◆ Task material
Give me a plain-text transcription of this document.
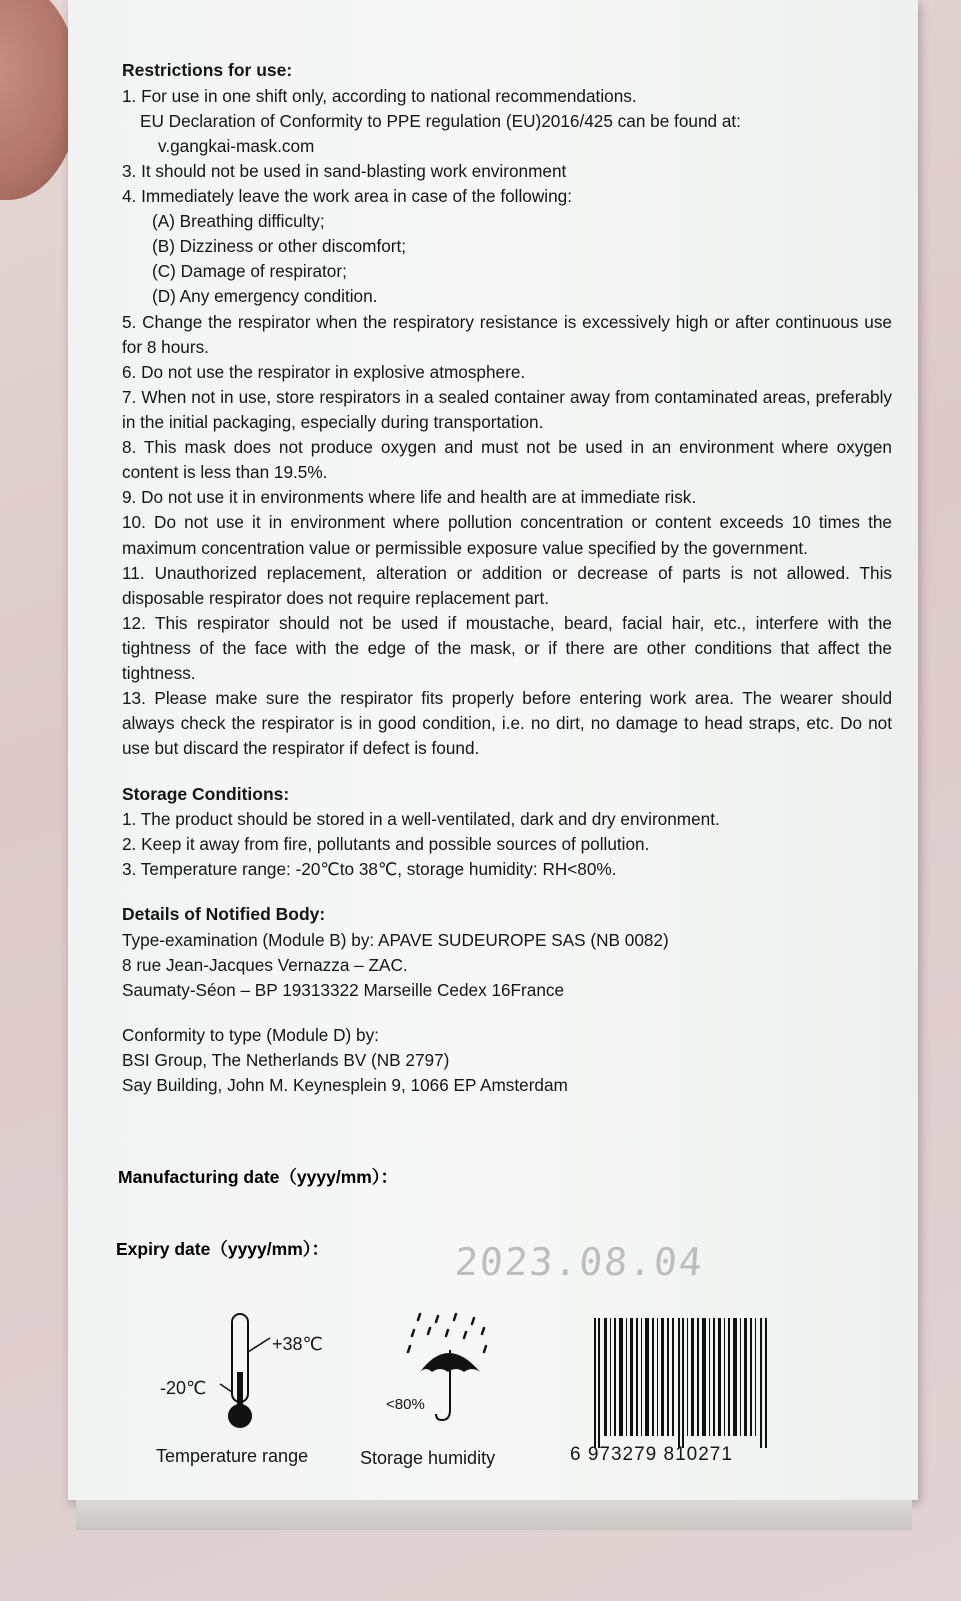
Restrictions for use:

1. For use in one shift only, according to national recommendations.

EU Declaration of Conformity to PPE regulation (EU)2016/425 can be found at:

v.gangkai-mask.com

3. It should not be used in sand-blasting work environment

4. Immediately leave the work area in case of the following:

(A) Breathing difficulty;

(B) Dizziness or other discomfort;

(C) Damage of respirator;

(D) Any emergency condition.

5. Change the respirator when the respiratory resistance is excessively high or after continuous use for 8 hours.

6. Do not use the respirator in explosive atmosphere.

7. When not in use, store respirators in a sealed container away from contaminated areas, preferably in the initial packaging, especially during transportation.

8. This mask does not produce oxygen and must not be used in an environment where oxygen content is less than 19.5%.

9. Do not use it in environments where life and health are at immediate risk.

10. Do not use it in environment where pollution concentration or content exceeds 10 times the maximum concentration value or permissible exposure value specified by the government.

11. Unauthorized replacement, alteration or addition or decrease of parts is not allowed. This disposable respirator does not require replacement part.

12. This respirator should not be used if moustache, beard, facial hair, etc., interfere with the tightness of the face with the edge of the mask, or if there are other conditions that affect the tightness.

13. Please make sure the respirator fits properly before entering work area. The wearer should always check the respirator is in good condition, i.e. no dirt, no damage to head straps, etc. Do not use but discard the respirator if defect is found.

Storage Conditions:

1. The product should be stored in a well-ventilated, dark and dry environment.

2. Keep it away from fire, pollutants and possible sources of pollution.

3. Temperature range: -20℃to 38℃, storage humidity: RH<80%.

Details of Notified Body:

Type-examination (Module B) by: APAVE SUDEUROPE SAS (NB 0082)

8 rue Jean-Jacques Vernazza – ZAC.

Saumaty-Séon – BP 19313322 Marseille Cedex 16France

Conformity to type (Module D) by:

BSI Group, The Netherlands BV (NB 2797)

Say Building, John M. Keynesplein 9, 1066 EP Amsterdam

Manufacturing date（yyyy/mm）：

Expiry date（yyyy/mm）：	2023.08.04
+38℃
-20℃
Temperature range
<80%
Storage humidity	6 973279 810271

...

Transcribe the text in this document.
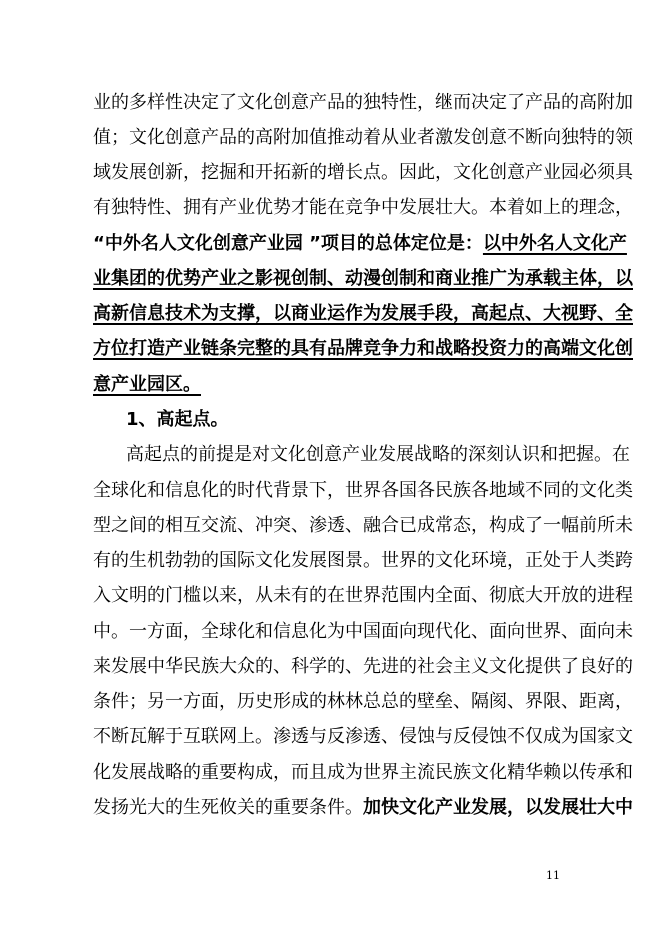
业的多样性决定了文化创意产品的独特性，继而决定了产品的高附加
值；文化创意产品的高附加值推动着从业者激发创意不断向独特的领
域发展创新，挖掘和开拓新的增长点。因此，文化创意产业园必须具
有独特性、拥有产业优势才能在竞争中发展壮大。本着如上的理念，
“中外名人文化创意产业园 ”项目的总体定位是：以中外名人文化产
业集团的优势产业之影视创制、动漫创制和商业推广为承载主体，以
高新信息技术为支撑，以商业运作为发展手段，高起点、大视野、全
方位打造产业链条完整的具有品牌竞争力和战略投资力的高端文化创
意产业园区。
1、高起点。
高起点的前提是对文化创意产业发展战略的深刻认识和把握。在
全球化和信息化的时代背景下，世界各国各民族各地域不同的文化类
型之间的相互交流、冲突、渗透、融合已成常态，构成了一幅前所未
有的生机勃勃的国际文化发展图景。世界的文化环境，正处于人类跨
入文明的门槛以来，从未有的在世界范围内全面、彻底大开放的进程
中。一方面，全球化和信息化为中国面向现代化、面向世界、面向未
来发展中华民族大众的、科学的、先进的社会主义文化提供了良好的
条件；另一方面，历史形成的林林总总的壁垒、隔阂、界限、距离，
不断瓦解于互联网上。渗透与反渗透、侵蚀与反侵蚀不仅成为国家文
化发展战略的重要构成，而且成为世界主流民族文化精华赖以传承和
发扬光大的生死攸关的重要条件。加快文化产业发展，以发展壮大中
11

◆ Exercise requirements
Find the string "pollution" in the listing and return every line that holds it.

◆ Expected answer
10. Do not use it in environment where pollution concentration or content exceeds 10 times the maximum concentration value or permissible exposure value specified by the government.
2. Keep it away from fire, pollutants and possible sources of pollution.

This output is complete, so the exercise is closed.